REQUIRED WORK:
Pull every line holding the string "pengobatan" from the records below.
============================================================
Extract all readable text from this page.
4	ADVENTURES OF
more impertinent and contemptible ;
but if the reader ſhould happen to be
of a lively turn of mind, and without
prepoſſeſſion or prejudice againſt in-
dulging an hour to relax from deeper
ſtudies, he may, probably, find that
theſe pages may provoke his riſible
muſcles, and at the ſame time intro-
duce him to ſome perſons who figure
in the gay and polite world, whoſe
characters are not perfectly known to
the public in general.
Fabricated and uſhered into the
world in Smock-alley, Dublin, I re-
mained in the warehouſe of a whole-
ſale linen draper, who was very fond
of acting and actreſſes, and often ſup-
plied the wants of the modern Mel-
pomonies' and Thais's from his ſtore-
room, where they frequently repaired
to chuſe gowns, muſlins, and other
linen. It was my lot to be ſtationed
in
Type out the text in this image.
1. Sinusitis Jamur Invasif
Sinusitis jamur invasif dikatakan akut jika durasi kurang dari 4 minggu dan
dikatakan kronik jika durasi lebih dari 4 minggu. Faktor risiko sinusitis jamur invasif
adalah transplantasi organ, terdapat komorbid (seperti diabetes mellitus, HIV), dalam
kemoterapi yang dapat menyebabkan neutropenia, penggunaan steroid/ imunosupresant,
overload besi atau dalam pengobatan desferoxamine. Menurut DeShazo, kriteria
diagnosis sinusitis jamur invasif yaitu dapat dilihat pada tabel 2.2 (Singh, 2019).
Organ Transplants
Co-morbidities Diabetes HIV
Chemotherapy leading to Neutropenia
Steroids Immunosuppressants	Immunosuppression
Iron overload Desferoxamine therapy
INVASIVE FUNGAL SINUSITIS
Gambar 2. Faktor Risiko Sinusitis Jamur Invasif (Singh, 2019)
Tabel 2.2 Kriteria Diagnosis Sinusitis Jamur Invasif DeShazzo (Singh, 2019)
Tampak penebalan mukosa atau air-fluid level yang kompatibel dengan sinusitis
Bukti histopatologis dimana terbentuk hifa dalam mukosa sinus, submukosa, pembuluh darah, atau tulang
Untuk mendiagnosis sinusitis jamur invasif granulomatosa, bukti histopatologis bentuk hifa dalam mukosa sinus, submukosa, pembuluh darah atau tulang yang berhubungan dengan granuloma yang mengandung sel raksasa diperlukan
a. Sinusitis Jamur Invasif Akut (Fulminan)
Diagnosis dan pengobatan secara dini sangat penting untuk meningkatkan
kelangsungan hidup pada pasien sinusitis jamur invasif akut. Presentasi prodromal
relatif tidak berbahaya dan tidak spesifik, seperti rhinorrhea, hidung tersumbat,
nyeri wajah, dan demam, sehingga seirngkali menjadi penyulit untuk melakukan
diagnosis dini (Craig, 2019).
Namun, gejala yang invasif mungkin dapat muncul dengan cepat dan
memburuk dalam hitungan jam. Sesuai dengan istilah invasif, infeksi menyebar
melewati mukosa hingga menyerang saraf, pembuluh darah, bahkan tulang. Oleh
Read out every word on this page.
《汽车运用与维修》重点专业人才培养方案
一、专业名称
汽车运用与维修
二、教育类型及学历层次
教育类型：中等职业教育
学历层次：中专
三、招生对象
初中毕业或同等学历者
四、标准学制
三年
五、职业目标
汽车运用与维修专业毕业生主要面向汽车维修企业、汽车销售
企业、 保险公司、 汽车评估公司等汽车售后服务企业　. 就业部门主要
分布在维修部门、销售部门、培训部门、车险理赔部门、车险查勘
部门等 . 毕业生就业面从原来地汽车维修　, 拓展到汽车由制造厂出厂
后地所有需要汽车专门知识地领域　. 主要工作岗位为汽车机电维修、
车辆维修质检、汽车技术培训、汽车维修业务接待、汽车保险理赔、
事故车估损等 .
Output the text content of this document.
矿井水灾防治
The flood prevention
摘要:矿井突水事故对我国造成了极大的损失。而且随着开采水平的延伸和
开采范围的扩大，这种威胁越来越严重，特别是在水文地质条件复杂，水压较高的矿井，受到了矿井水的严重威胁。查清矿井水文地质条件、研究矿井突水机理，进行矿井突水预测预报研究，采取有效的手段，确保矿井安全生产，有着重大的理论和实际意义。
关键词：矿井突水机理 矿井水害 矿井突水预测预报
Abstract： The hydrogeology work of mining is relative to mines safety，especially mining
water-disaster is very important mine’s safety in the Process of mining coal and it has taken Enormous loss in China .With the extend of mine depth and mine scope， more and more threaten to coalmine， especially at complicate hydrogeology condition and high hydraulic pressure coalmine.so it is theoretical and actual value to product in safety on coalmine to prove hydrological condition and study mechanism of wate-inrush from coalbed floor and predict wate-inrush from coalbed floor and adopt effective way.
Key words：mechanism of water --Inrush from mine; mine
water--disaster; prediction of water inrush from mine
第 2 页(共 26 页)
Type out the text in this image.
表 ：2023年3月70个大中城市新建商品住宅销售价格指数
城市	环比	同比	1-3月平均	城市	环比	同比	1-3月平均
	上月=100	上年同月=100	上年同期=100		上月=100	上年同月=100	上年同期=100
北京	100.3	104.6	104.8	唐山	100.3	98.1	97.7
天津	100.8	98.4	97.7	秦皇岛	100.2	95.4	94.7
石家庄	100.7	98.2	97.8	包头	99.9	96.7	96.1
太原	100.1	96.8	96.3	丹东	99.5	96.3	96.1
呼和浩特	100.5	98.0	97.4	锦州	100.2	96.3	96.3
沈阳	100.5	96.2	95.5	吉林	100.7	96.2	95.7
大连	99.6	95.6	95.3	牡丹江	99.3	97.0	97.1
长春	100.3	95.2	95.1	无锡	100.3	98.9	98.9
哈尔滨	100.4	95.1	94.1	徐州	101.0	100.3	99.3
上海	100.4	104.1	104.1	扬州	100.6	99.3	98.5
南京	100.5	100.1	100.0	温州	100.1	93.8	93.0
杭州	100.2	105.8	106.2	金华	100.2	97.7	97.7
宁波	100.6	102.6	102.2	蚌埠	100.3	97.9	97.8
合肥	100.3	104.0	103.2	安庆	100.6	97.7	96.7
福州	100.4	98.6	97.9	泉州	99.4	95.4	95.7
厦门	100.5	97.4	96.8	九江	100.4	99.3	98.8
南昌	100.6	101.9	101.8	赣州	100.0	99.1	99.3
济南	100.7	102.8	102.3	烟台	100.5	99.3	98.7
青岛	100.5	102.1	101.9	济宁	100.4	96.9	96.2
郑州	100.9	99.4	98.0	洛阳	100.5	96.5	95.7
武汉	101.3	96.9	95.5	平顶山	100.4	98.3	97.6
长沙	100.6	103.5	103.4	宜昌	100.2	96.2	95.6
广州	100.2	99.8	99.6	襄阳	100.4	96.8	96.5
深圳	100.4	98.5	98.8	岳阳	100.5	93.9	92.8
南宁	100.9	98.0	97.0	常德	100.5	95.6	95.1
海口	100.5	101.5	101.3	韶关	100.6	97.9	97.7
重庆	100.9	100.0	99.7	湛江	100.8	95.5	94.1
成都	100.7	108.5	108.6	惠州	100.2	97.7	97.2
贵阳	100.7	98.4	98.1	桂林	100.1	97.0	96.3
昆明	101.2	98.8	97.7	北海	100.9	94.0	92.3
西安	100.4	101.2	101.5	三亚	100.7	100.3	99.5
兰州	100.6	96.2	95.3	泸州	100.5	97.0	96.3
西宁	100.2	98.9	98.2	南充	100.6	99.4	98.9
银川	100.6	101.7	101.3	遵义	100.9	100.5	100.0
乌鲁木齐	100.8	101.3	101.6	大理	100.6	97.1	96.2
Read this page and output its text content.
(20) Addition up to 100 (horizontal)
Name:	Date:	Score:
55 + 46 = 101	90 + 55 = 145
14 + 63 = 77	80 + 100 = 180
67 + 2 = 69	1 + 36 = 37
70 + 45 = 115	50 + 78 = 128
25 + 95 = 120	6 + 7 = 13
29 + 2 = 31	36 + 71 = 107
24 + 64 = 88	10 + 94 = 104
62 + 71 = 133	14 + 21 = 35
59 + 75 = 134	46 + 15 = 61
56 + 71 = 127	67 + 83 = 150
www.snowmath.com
============================================================
FULL ANSWER:
overload besi atau dalam pengobatan desferoxamine. Menurut DeShazo, kriteria
Diagnosis dan pengobatan secara dini sangat penting untuk meningkatkan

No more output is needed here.